[begin Records supplied]

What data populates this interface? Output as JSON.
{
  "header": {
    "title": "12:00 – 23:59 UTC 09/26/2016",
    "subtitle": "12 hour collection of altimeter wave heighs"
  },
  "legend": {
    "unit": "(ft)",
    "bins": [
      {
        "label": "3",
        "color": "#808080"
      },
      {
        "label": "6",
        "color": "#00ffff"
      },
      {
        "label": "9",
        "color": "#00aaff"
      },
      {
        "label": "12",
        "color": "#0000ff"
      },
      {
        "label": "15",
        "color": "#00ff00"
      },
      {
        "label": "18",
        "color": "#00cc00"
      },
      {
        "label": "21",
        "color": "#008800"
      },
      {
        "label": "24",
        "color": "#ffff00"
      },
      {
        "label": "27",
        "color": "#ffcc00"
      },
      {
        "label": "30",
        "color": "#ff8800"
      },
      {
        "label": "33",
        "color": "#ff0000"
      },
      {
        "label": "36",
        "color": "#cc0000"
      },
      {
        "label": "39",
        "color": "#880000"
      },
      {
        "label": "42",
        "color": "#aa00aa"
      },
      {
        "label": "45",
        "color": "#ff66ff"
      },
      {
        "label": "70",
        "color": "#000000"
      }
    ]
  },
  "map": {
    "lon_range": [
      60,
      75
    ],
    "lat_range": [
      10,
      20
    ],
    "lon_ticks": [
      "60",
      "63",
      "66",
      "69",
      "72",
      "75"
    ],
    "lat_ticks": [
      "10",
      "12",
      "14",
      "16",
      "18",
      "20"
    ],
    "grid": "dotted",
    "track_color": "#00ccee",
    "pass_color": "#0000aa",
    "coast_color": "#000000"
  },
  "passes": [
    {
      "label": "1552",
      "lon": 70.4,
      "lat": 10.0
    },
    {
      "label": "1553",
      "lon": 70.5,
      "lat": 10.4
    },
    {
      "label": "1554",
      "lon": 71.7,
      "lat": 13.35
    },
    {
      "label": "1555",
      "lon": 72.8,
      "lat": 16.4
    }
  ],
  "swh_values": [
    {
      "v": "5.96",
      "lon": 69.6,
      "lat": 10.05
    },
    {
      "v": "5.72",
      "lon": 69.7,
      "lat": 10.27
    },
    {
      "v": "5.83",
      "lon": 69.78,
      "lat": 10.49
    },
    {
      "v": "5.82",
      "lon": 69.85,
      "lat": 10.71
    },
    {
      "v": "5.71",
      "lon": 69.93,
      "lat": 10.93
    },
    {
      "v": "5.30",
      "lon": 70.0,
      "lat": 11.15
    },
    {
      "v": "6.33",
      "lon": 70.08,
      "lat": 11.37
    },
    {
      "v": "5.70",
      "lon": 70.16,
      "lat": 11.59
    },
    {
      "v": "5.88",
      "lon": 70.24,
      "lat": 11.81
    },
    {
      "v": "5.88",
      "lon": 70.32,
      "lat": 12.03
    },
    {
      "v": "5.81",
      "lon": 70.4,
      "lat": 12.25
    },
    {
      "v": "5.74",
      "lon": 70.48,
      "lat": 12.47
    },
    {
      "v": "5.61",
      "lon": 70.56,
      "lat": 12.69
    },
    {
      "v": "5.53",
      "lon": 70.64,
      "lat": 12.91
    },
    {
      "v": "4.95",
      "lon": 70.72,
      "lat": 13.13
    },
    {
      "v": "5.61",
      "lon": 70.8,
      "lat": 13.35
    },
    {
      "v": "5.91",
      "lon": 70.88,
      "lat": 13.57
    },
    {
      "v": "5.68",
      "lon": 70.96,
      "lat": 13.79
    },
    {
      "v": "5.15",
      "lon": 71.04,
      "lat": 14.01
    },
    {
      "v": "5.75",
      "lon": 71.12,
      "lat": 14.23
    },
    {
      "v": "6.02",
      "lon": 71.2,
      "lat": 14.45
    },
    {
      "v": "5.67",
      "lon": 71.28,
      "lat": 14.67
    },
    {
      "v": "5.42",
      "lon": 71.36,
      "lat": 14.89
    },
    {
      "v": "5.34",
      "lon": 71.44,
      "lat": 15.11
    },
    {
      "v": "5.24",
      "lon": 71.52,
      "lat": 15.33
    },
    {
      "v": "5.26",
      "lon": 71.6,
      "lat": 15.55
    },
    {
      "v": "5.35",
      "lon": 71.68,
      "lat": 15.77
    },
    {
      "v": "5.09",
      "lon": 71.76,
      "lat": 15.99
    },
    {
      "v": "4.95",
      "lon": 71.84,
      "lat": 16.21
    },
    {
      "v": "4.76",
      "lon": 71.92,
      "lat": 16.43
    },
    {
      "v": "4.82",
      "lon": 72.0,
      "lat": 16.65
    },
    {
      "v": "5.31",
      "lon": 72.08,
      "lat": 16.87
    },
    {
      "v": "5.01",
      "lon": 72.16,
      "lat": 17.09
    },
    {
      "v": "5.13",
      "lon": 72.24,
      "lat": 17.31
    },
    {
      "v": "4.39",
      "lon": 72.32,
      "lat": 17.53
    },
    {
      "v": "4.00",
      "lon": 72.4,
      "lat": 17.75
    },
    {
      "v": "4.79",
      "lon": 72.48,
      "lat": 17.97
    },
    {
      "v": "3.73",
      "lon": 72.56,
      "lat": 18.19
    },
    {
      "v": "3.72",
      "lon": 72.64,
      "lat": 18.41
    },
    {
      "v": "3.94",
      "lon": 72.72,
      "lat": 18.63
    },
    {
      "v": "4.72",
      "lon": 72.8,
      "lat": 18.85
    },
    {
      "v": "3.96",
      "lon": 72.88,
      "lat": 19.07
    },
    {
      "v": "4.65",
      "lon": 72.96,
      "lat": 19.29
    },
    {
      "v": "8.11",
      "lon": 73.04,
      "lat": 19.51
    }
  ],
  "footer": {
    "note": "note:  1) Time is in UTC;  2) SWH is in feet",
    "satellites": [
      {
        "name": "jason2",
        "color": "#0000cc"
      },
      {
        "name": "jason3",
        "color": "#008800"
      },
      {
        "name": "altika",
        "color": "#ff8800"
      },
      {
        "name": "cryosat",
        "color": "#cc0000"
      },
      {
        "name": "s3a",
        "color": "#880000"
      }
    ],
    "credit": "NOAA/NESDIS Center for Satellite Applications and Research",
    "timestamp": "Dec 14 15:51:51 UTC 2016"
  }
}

[end Records supplied]

Print out every entry, keeping each one exact.

What data populates this interface? Output as JSON.
{
  "header": {
    "title": "12:00 – 23:59 UTC 09/26/2016",
    "subtitle": "12 hour collection of altimeter wave heighs"
  },
  "legend": {
    "unit": "(ft)",
    "bins": [
      {
        "label": "3",
        "color": "#808080"
      },
      {
        "label": "6",
        "color": "#00ffff"
      },
      {
        "label": "9",
        "color": "#00aaff"
      },
      {
        "label": "12",
        "color": "#0000ff"
      },
      {
        "label": "15",
        "color": "#00ff00"
      },
      {
        "label": "18",
        "color": "#00cc00"
      },
      {
        "label": "21",
        "color": "#008800"
      },
      {
        "label": "24",
        "color": "#ffff00"
      },
      {
        "label": "27",
        "color": "#ffcc00"
      },
      {
        "label": "30",
        "color": "#ff8800"
      },
      {
        "label": "33",
        "color": "#ff0000"
      },
      {
        "label": "36",
        "color": "#cc0000"
      },
      {
        "label": "39",
        "color": "#880000"
      },
      {
        "label": "42",
        "color": "#aa00aa"
      },
      {
        "label": "45",
        "color": "#ff66ff"
      },
      {
        "label": "70",
        "color": "#000000"
      }
    ]
  },
  "map": {
    "lon_range": [
      60,
      75
    ],
    "lat_range": [
      10,
      20
    ],
    "lon_ticks": [
      "60",
      "63",
      "66",
      "69",
      "72",
      "75"
    ],
    "lat_ticks": [
      "10",
      "12",
      "14",
      "16",
      "18",
      "20"
    ],
    "grid": "dotted",
    "track_color": "#00ccee",
    "pass_color": "#0000aa",
    "coast_color": "#000000"
  },
  "passes": [
    {
      "label": "1552",
      "lon": 70.4,
      "lat": 10.0
    },
    {
      "label": "1553",
      "lon": 70.5,
      "lat": 10.4
    },
    {
      "label": "1554",
      "lon": 71.7,
      "lat": 13.35
    },
    {
      "label": "1555",
      "lon": 72.8,
      "lat": 16.4
    }
  ],
  "swh_values": [
    {
      "v": "5.96",
      "lon": 69.6,
      "lat": 10.05
    },
    {
      "v": "5.72",
      "lon": 69.7,
      "lat": 10.27
    },
    {
      "v": "5.83",
      "lon": 69.78,
      "lat": 10.49
    },
    {
      "v": "5.82",
      "lon": 69.85,
      "lat": 10.71
    },
    {
      "v": "5.71",
      "lon": 69.93,
      "lat": 10.93
    },
    {
      "v": "5.30",
      "lon": 70.0,
      "lat": 11.15
    },
    {
      "v": "6.33",
      "lon": 70.08,
      "lat": 11.37
    },
    {
      "v": "5.70",
      "lon": 70.16,
      "lat": 11.59
    },
    {
      "v": "5.88",
      "lon": 70.24,
      "lat": 11.81
    },
    {
      "v": "5.88",
      "lon": 70.32,
      "lat": 12.03
    },
    {
      "v": "5.81",
      "lon": 70.4,
      "lat": 12.25
    },
    {
      "v": "5.74",
      "lon": 70.48,
      "lat": 12.47
    },
    {
      "v": "5.61",
      "lon": 70.56,
      "lat": 12.69
    },
    {
      "v": "5.53",
      "lon": 70.64,
      "lat": 12.91
    },
    {
      "v": "4.95",
      "lon": 70.72,
      "lat": 13.13
    },
    {
      "v": "5.61",
      "lon": 70.8,
      "lat": 13.35
    },
    {
      "v": "5.91",
      "lon": 70.88,
      "lat": 13.57
    },
    {
      "v": "5.68",
      "lon": 70.96,
      "lat": 13.79
    },
    {
      "v": "5.15",
      "lon": 71.04,
      "lat": 14.01
    },
    {
      "v": "5.75",
      "lon": 71.12,
      "lat": 14.23
    },
    {
      "v": "6.02",
      "lon": 71.2,
      "lat": 14.45
    },
    {
      "v": "5.67",
      "lon": 71.28,
      "lat": 14.67
    },
    {
      "v": "5.42",
      "lon": 71.36,
      "lat": 14.89
    },
    {
      "v": "5.34",
      "lon": 71.44,
      "lat": 15.11
    },
    {
      "v": "5.24",
      "lon": 71.52,
      "lat": 15.33
    },
    {
      "v": "5.26",
      "lon": 71.6,
      "lat": 15.55
    },
    {
      "v": "5.35",
      "lon": 71.68,
      "lat": 15.77
    },
    {
      "v": "5.09",
      "lon": 71.76,
      "lat": 15.99
    },
    {
      "v": "4.95",
      "lon": 71.84,
      "lat": 16.21
    },
    {
      "v": "4.76",
      "lon": 71.92,
      "lat": 16.43
    },
    {
      "v": "4.82",
      "lon": 72.0,
      "lat": 16.65
    },
    {
      "v": "5.31",
      "lon": 72.08,
      "lat": 16.87
    },
    {
      "v": "5.01",
      "lon": 72.16,
      "lat": 17.09
    },
    {
      "v": "5.13",
      "lon": 72.24,
      "lat": 17.31
    },
    {
      "v": "4.39",
      "lon": 72.32,
      "lat": 17.53
    },
    {
      "v": "4.00",
      "lon": 72.4,
      "lat": 17.75
    },
    {
      "v": "4.79",
      "lon": 72.48,
      "lat": 17.97
    },
    {
      "v": "3.73",
      "lon": 72.56,
      "lat": 18.19
    },
    {
      "v": "3.72",
      "lon": 72.64,
      "lat": 18.41
    },
    {
      "v": "3.94",
      "lon": 72.72,
      "lat": 18.63
    },
    {
      "v": "4.72",
      "lon": 72.8,
      "lat": 18.85
    },
    {
      "v": "3.96",
      "lon": 72.88,
      "lat": 19.07
    },
    {
      "v": "4.65",
      "lon": 72.96,
      "lat": 19.29
    },
    {
      "v": "8.11",
      "lon": 73.04,
      "lat": 19.51
    }
  ],
  "footer": {
    "note": "note:  1) Time is in UTC;  2) SWH is in feet",
    "satellites": [
      {
        "name": "jason2",
        "color": "#0000cc"
      },
      {
        "name": "jason3",
        "color": "#008800"
      },
      {
        "name": "altika",
        "color": "#ff8800"
      },
      {
        "name": "cryosat",
        "color": "#cc0000"
      },
      {
        "name": "s3a",
        "color": "#880000"
      }
    ],
    "credit": "NOAA/NESDIS Center for Satellite Applications and Research",
    "timestamp": "Dec 14 15:51:51 UTC 2016"
  }
}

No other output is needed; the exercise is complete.